Text —
"""

A well-known form (or category) of Central Perspective is Renaissance or Linear Perspective, which is explained in the sections below.
Renaissance or Linear Perspective
Renaissance or One-Point Perspective is thought to have been devised about 1415 by Italian Renaissance architect Filippo Brunelleschi and later documented by architect and writer Leon Battista Alberti in 1435 (Della Pittura). Note that Renaissance Perspective may also sometimes refer to the Two or Three-Point Perspective types (see explanation of Linear Perspective below).
One-Point Perspective is a type of Graphical Perspective (ref. perspective drawing) created on a 2D plane that employs a central (or single) viewpoint for the depicted scene, (ostensibly) with one Vanishing Point in the distance which is placed on the Horizon Line, and from which everything in the drawing is set out (or converges).

"""

Problem set —
1. Rewrite the perspective text starting with "One-Point Perspective is a" and going on through "out (or converges).", putting "Eye Level" in place of "Horizon Line".
2. In the perspective text, in what year did Leon Battista Alberti document One-Point Perspective, and in which work?

Supplied material —
"""

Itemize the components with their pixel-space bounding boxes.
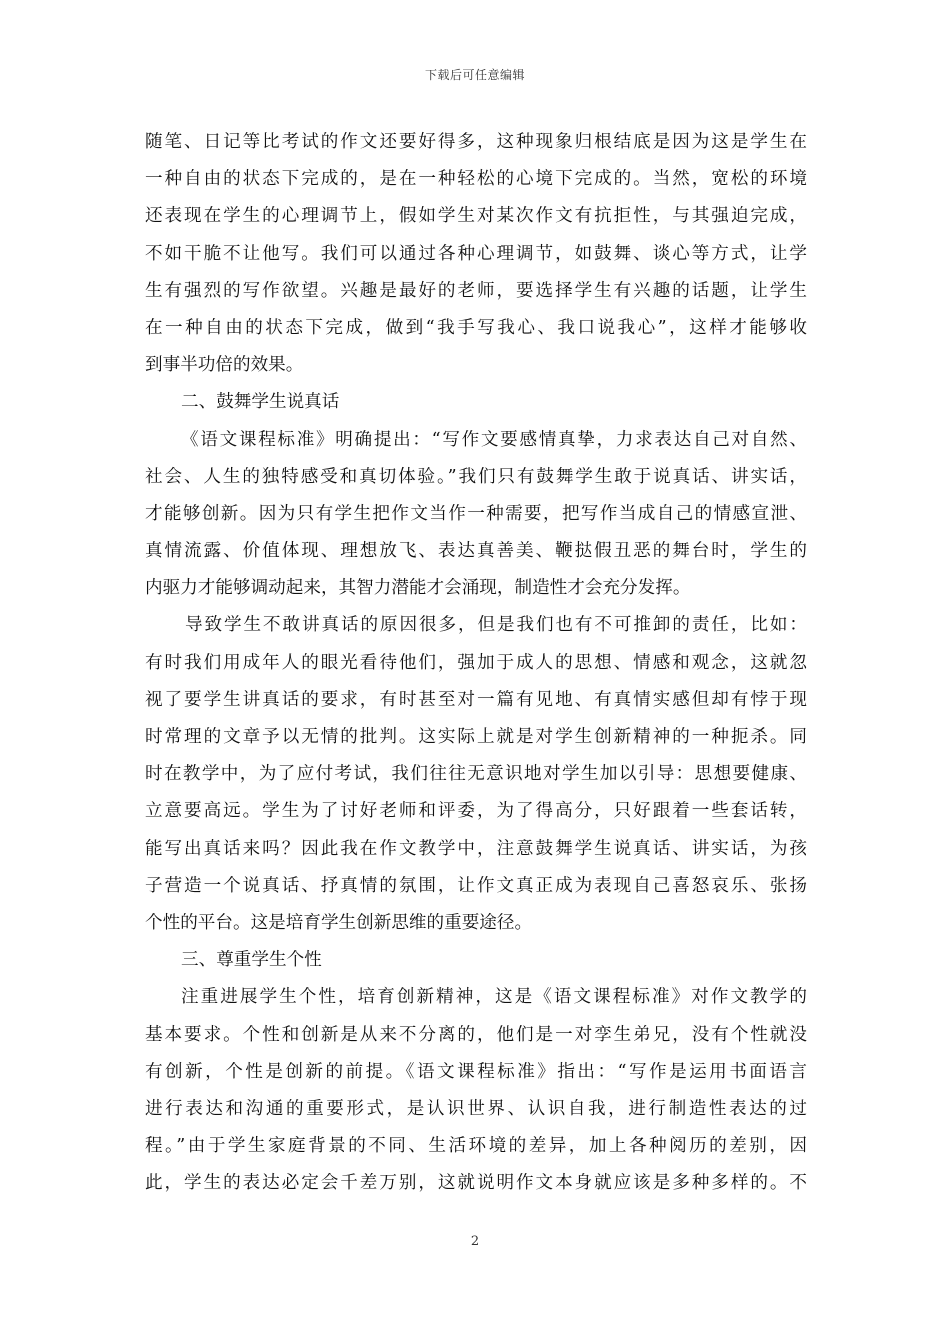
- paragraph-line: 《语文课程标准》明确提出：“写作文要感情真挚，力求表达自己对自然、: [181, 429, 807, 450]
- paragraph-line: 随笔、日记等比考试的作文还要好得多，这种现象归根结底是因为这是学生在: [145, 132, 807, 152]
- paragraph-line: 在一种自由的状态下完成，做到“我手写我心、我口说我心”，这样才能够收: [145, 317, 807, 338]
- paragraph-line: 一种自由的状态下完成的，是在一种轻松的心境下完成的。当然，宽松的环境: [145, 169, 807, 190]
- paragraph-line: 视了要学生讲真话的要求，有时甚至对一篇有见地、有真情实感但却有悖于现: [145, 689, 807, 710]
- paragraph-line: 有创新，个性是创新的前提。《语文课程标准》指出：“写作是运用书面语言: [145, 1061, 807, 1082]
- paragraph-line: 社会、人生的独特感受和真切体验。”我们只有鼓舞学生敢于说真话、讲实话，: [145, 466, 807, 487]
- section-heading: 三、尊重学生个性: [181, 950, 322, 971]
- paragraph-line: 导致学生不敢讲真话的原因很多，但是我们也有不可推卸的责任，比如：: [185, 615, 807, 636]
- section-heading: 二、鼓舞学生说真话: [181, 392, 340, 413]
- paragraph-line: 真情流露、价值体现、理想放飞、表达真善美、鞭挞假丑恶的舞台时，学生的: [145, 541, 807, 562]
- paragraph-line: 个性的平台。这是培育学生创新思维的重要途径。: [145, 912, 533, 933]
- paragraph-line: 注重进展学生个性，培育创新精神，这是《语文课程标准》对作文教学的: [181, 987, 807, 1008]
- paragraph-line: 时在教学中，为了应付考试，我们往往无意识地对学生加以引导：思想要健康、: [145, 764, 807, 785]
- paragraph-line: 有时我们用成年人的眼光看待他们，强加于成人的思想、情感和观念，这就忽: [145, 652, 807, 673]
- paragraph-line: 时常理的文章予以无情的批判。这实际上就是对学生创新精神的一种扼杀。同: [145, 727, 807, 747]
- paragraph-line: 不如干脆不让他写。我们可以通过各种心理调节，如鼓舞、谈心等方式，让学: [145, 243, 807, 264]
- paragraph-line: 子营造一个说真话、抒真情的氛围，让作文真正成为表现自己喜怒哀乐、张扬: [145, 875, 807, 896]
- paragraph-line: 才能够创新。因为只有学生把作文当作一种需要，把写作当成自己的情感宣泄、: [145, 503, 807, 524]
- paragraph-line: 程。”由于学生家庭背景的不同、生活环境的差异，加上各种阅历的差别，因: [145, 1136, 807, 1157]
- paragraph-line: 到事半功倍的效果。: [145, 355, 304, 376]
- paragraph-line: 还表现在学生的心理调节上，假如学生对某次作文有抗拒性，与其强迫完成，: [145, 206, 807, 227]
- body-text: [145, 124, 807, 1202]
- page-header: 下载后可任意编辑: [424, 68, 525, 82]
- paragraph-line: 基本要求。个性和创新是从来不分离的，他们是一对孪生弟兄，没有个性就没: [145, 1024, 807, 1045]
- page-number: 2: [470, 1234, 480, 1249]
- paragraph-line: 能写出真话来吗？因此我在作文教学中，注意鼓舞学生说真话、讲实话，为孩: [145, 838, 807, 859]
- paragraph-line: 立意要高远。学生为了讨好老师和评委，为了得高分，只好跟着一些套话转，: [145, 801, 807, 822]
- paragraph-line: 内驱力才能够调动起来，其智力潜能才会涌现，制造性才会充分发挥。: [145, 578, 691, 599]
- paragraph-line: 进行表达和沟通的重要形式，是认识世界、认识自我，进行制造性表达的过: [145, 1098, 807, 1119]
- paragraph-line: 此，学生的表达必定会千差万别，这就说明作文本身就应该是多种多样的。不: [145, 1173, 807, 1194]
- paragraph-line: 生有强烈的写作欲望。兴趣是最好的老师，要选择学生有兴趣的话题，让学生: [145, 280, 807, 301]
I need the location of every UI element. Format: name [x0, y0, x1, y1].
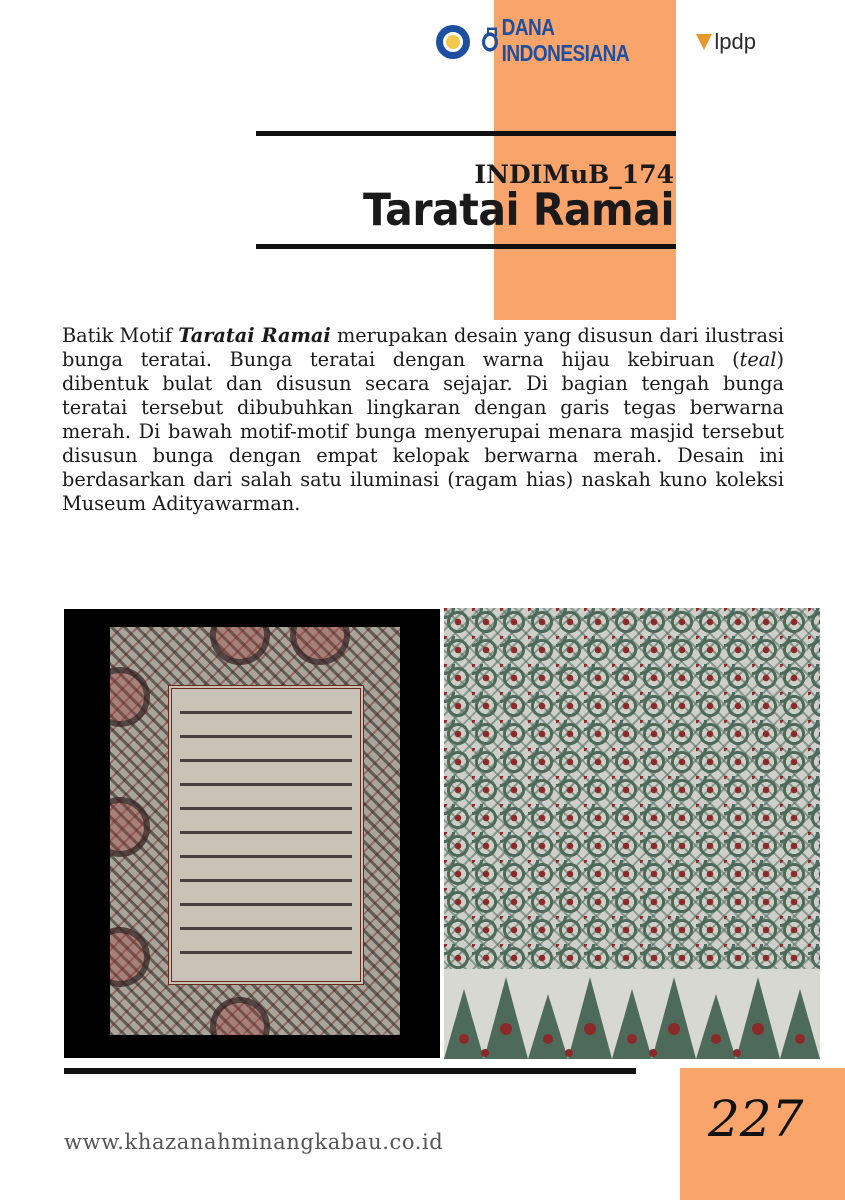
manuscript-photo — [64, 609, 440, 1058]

"""

Solution list —
1.
One-Point Perspective is a type of Graphical Perspective (ref. perspective drawing) created on a 2D plane that employs a central (or single) viewpoint for the depicted scene, (ostensibly) with one Vanishing Point in the distance which is placed on the Eye Level, and from which everything in the drawing is set out (or converges).

2. In 1435, in Della Pittura.